> [ARBEITSAUFTRÄGE]:
1. Zitiere aus dem Bericht über Mobbing wortgetreu die Stelle von „Peter Widmer, der“ bis einschließlich „nicht mehr auf.“.
2. Welche Merkmale von Herrn Widmers Aussehen nennt der Bericht über Mobbing zwischen zwei Gedankenstrichen? Zähle alle auf.

> [TEXTAUSZUG]:
----
29. März 2024
Mobbing

“Man geht durch die Hölle, wenn das eigene Kind gemobbt wird.”

Wie ist es, wenn das eigene Kind gemobbt wird? Ein Zürcher Vater sagt: «Man geht durch die Hölle.» Der Condorcet-Blog veröffentlicht einen erschütternden Bericht, den der NZZ-Journalist Giorgio Scherrer geschrieben hat. Der Artikel erschien zuerst in der NZZ.

Hätte er es bei den blauen Flecken merken sollen? Oder als sein Sohn – eigentlich lernfreudig, ein guter Schüler – plötzlich keine Freude mehr am Unterricht hatte?

Hätte er Verdacht schöpfen sollen, als er die Schulband verliess? Oder als der Sohn seine Mutter fragte: «Mama, bin ich ein hässlicher Bub?»

Peter Widmer, der eigentlich anders heisst, hat erlebt, was kein Vater sich wünscht: Sein Kind wurde von anderen Kindern gequält. Es begann, als Tim – ebenfalls ein Pseudonym – elf Jahre alt war und Schüler in einer Stadtzürcher Schule.

Und dann, so erzählt es der Vater, hörte es einfach nicht mehr auf.

Meist beginnt Mobbing subtil. Es ist ein Ausprobieren, ein Austesten von physischer und psychischer Gewalt. Es ist gleichzeitig verborgen und allgegenwärtig.

Wenn er davon erzählt, flucht Herr Widmer. «Gottfriedhueber!», ruft er dann. «In der Schule sollte mein Kind doch sicher sein!» Dann wird Widmer – graue Haare, elegantes Hemd, ausgelatschte Sneakers – wieder ganz ruhig, will sich ein Glas Wasser einschenken, verschüttet dabei die Hälfte, entschuldigt sich. Und sagt: «Als Vater macht dich das kaputt. Wir sind einfach nur noch müde.»

“In der Schule sollte mein Kind doch sicher sein!”

Die Geschichte von Herrn Widmer und seinem Sohn ist die eines gewaltsamen Mobbingfalls, wie ihn in der Schweiz laut der Pisa-Studie rund jedes zehnte Kind im Verlauf seiner Schulzeit erlebt – ein Rekord in Europa. Sie ist aber auch eine Geschichte über Ohnmacht.

Die Ohnmacht eines Vaters, der seinem Sohn nicht helfen kann und der, wohin er sich auch hilfesuchend wendet, immer nur Ohnmacht findet.
----
(Entnommene Datensätze)
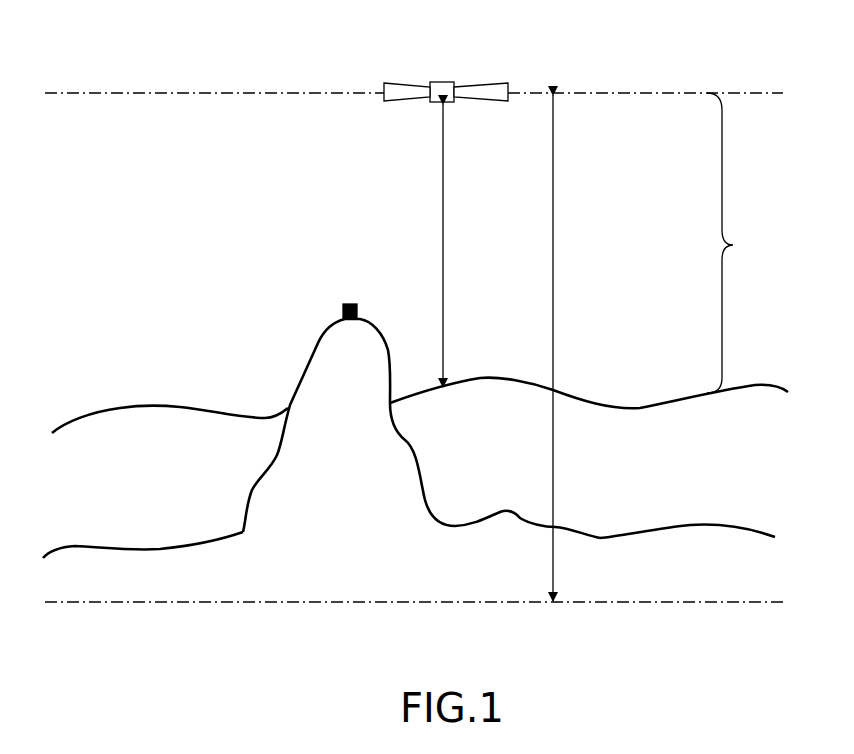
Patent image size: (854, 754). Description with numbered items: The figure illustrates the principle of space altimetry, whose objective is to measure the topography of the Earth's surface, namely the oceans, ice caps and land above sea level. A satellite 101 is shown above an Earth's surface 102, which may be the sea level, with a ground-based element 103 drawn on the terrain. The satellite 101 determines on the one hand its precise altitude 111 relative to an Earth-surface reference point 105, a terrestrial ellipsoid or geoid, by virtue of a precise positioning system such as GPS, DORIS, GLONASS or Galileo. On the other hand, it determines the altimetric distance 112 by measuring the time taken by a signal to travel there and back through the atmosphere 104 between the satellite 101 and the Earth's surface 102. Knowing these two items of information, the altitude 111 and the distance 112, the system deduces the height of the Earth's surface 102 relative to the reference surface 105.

The satellite 101 is at (441, 82).
The Earth's surface 102 is at (163, 408).
The ground station 103 is at (340, 312).
The atmosphere 104 is at (746, 243).
The Earth-surface reference point 105 is at (190, 602).
The precise altitude 111 is at (554, 158).
The altimetric distance 112 is at (443, 208).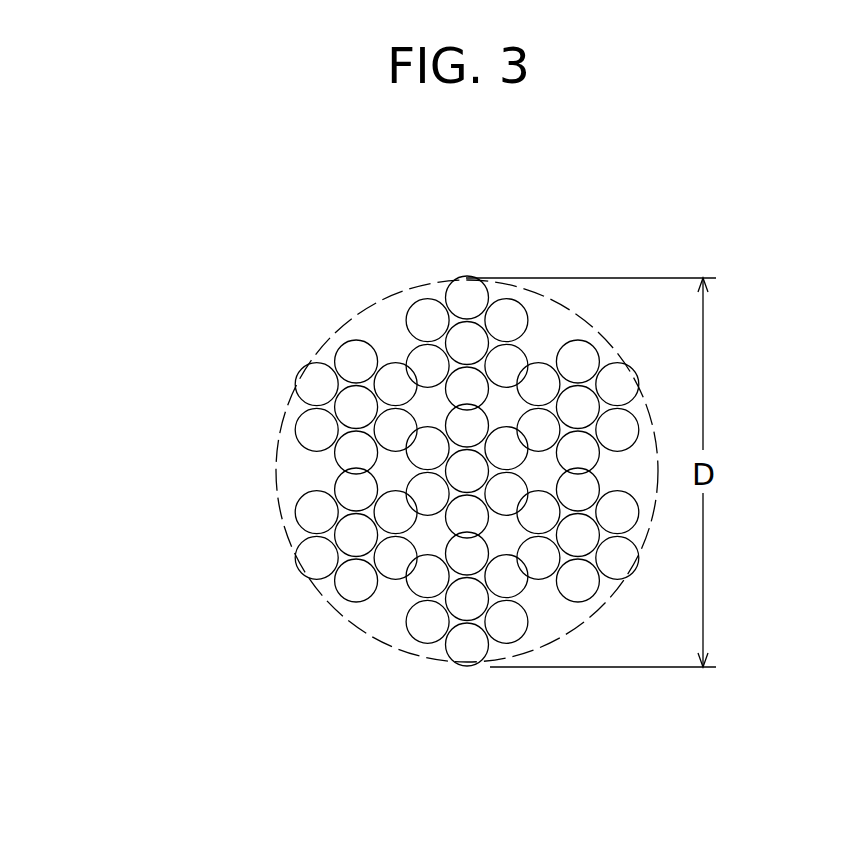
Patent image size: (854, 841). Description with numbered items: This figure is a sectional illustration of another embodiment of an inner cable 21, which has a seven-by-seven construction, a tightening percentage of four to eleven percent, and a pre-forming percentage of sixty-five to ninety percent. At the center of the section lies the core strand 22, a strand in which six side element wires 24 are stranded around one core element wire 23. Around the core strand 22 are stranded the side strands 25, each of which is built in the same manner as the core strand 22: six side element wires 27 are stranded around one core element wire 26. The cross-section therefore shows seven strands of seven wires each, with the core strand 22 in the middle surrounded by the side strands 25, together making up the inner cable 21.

The inner cable 21 is at (177, 491).
The core strand 22 is at (374, 594).
The core element wire 23 is at (467, 471).
The side element wire 24 is at (432, 493).
The side strand 25 is at (402, 459).
The core element wire 26 is at (350, 413).
The side element wire 27 is at (355, 364).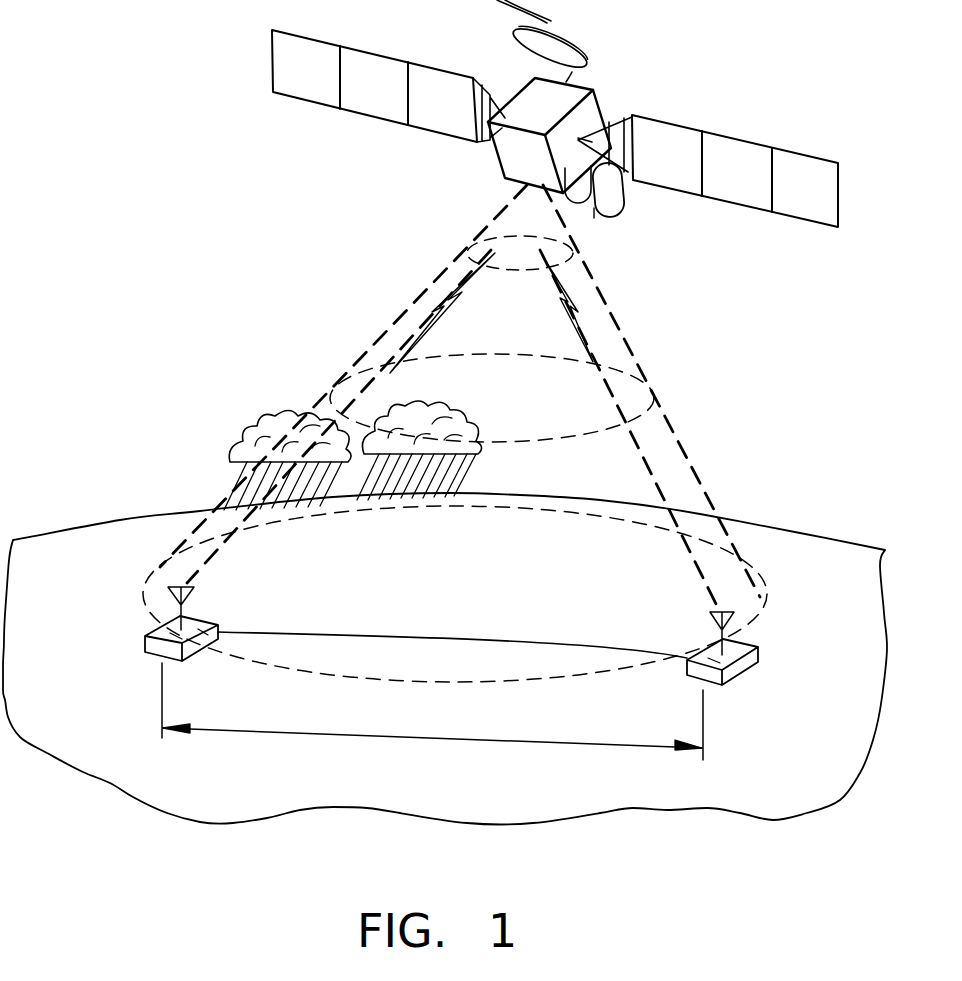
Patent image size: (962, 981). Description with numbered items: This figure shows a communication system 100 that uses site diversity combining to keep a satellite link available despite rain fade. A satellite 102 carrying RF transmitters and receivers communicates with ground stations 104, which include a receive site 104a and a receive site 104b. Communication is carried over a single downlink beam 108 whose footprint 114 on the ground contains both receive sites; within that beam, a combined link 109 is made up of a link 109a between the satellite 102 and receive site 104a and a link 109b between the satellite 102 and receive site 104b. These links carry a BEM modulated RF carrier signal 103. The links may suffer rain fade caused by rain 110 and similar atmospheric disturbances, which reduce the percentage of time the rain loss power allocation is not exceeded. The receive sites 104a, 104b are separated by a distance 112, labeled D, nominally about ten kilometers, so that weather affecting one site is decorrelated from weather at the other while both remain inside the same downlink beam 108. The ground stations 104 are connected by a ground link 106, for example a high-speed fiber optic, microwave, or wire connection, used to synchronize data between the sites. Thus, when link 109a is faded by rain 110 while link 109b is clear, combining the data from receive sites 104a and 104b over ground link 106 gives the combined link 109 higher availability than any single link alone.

The communication system 100 is at (742, 362).
The satellite 102 is at (249, 73).
The BEM modulated RF carrier signal 103 is at (540, 258).
The ground stations 104 is at (497, 646).
The receive site 104a is at (202, 620).
The receive site 104b is at (694, 676).
The ground link 106 is at (433, 637).
The downlink beam 108 is at (472, 247).
The combined link 109 is at (447, 324).
The link 109a is at (446, 311).
The link 109b is at (578, 305).
The rain 110 is at (240, 430).
The distance 112 is at (430, 742).
The footprint 114 is at (443, 680).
----
> [LÖSUNGEN]:
1.
Peter Widmer, der eigentlich anders heisst, hat erlebt, was kein Vater sich wünscht: Sein Kind wurde von anderen Kindern gequält. Es begann, als Tim – ebenfalls ein Pseudonym – elf Jahre alt war und Schüler in einer Stadtzürcher Schule.

Und dann, so erzählt es der Vater, hörte es einfach nicht mehr auf.

2. graue Haare, elegantes Hemd, ausgelatschte Sneakers